Consigne: Recopiez mot pour mot l'intégralité de l'entretien avec le fondateur de Charity: Water.

Texte à lire:
----------------

Scott Harrison (Charity:Water) "Sur Charity: Water, un donateur sait exactement à quoi sert son argent"

En quelques années, Charity: Water a révolutionné le modèle des ONG traditionnelles grâce à Internet. Entretien avec son fondateur qui détaille son projet.

JDN. D'où vient l'idée de Charity: Water ?

scott harrison 275
Scott Harrison est le fondateur et président de Charity: Water © S. de P. Charity:Water

Scott Harrison. Lorsque j'ai fondé Charity: Water en 2006, mon opinion était qu'une grande partie de la population n'avait pas confiance dans les œuvres de bienfaisance. Certains ne les trouvaient pas suffisamment efficaces, d'autres pas assez transparentes. En clair, il y avait toujours une raison pour ne pas donner. L'ancienne méthode qui consistait à envoyer des dons par chèque et par courrier n'était également pas des plus incitatrices. Nous avons donc réfléchi à un nouveau modèle de collecte de dons exclusivement en ligne.

----------------

Données fournies:
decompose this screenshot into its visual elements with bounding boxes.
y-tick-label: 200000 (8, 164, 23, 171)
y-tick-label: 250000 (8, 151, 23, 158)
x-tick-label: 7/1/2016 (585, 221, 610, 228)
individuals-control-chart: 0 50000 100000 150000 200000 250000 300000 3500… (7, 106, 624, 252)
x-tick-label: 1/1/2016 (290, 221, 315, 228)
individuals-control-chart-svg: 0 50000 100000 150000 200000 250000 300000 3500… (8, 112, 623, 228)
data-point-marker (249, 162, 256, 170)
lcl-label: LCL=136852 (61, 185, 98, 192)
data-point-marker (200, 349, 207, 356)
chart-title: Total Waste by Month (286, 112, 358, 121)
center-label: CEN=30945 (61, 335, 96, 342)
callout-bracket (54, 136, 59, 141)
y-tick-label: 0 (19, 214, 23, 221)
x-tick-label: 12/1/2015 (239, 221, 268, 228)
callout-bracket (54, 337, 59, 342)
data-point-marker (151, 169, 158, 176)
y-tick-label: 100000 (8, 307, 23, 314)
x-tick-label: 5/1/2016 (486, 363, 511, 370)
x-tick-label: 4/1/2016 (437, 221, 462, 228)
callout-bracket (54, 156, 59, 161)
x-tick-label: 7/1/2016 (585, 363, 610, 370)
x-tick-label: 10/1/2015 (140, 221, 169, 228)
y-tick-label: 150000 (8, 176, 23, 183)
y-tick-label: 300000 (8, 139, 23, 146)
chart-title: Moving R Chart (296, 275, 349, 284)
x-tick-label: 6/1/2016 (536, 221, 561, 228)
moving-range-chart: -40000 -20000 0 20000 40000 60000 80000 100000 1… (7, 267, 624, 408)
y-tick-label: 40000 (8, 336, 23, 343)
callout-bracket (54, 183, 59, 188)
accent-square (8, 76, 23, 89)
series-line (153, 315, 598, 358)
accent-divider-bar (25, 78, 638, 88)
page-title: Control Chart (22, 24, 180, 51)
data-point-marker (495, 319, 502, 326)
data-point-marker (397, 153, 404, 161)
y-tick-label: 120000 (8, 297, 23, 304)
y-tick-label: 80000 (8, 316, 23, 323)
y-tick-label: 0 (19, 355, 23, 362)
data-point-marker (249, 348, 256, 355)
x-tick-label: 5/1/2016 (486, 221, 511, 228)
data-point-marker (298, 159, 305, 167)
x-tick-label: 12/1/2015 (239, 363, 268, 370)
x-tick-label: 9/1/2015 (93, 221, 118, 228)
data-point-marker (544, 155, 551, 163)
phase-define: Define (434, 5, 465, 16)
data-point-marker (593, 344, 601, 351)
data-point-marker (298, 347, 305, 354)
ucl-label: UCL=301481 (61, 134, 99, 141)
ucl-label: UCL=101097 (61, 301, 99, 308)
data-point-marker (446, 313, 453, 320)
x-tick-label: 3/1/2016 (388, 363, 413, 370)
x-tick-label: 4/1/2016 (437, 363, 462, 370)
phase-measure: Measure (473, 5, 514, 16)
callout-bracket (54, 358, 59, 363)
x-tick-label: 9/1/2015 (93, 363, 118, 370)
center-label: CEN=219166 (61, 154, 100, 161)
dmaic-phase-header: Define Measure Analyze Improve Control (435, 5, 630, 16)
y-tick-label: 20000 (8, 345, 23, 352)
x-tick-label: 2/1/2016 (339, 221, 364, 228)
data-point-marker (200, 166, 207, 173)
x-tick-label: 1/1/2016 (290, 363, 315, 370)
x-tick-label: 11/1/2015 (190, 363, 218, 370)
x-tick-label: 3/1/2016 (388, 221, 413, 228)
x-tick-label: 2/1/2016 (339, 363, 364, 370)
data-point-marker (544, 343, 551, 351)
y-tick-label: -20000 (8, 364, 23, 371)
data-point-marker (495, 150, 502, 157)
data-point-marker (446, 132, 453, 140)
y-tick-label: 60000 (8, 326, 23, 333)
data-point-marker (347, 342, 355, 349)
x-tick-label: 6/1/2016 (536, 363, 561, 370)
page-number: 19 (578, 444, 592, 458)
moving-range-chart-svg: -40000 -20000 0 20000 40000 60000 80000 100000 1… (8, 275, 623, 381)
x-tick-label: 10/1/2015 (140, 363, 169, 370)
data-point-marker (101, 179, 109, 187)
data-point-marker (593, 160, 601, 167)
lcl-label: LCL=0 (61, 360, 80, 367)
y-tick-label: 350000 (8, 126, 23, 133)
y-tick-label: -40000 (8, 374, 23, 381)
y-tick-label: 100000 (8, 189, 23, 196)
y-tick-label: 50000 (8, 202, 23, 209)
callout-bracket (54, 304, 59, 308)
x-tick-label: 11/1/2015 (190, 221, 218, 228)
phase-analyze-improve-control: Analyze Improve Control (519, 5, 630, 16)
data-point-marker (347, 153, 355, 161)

----------------

Réponse:
Scott Harrison (Charity:Water) "Sur Charity: Water, un donateur sait exactement à quoi sert son argent"

En quelques années, Charity: Water a révolutionné le modèle des ONG traditionnelles grâce à Internet. Entretien avec son fondateur qui détaille son projet.

JDN. D'où vient l'idée de Charity: Water ?

scott harrison 275
Scott Harrison est le fondateur et président de Charity: Water © S. de P. Charity:Water

Scott Harrison. Lorsque j'ai fondé Charity: Water en 2006, mon opinion était qu'une grande partie de la population n'avait pas confiance dans les œuvres de bienfaisance. Certains ne les trouvaient pas suffisamment efficaces, d'autres pas assez transparentes. En clair, il y avait toujours une raison pour ne pas donner. L'ancienne méthode qui consistait à envoyer des dons par chèque et par courrier n'était également pas des plus incitatrices. Nous avons donc réfléchi à un nouveau modèle de collecte de dons exclusivement en ligne.